To do
Would you restate all the data that follows, word for word?

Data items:

________________________

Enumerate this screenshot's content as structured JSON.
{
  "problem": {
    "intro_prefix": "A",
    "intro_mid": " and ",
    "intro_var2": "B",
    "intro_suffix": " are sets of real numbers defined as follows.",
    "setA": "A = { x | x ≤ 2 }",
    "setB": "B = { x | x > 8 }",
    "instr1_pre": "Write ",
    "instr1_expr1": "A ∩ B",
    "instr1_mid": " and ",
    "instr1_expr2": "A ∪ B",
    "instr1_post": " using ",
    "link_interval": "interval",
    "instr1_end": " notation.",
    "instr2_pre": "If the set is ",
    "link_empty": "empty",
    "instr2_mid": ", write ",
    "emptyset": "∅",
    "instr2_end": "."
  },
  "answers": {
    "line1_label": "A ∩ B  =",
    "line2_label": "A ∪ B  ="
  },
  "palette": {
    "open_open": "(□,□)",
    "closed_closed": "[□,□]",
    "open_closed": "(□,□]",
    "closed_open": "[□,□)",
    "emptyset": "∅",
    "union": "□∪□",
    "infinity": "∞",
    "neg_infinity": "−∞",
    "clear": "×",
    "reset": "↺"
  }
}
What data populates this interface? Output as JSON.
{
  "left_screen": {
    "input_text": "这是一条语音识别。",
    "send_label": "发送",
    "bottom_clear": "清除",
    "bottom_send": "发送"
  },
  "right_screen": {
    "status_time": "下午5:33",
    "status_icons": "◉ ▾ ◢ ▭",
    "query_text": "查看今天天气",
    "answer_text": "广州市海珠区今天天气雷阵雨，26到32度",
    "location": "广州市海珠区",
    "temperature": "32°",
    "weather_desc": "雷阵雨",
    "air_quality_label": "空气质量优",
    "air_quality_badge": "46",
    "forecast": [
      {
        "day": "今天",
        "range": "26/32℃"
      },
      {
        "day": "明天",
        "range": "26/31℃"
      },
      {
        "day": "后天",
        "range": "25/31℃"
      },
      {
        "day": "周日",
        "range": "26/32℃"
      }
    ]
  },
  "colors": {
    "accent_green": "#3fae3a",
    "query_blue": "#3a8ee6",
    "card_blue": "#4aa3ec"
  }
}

________________________

Full answer
Enumerate this screenshot's content as structured JSON.
{
  "problem": {
    "intro_prefix": "A",
    "intro_mid": " and ",
    "intro_var2": "B",
    "intro_suffix": " are sets of real numbers defined as follows.",
    "setA": "A = { x | x ≤ 2 }",
    "setB": "B = { x | x > 8 }",
    "instr1_pre": "Write ",
    "instr1_expr1": "A ∩ B",
    "instr1_mid": " and ",
    "instr1_expr2": "A ∪ B",
    "instr1_post": " using ",
    "link_interval": "interval",
    "instr1_end": " notation.",
    "instr2_pre": "If the set is ",
    "link_empty": "empty",
    "instr2_mid": ", write ",
    "emptyset": "∅",
    "instr2_end": "."
  },
  "answers": {
    "line1_label": "A ∩ B  =",
    "line2_label": "A ∪ B  ="
  },
  "palette": {
    "open_open": "(□,□)",
    "closed_closed": "[□,□]",
    "open_closed": "(□,□]",
    "closed_open": "[□,□)",
    "emptyset": "∅",
    "union": "□∪□",
    "infinity": "∞",
    "neg_infinity": "−∞",
    "clear": "×",
    "reset": "↺"
  }
}
What data populates this interface? Output as JSON.
{
  "left_screen": {
    "input_text": "这是一条语音识别。",
    "send_label": "发送",
    "bottom_clear": "清除",
    "bottom_send": "发送"
  },
  "right_screen": {
    "status_time": "下午5:33",
    "status_icons": "◉ ▾ ◢ ▭",
    "query_text": "查看今天天气",
    "answer_text": "广州市海珠区今天天气雷阵雨，26到32度",
    "location": "广州市海珠区",
    "temperature": "32°",
    "weather_desc": "雷阵雨",
    "air_quality_label": "空气质量优",
    "air_quality_badge": "46",
    "forecast": [
      {
        "day": "今天",
        "range": "26/32℃"
      },
      {
        "day": "明天",
        "range": "26/31℃"
      },
      {
        "day": "后天",
        "range": "25/31℃"
      },
      {
        "day": "周日",
        "range": "26/32℃"
      }
    ]
  },
  "colors": {
    "accent_green": "#3fae3a",
    "query_blue": "#3a8ee6",
    "card_blue": "#4aa3ec"
  }
}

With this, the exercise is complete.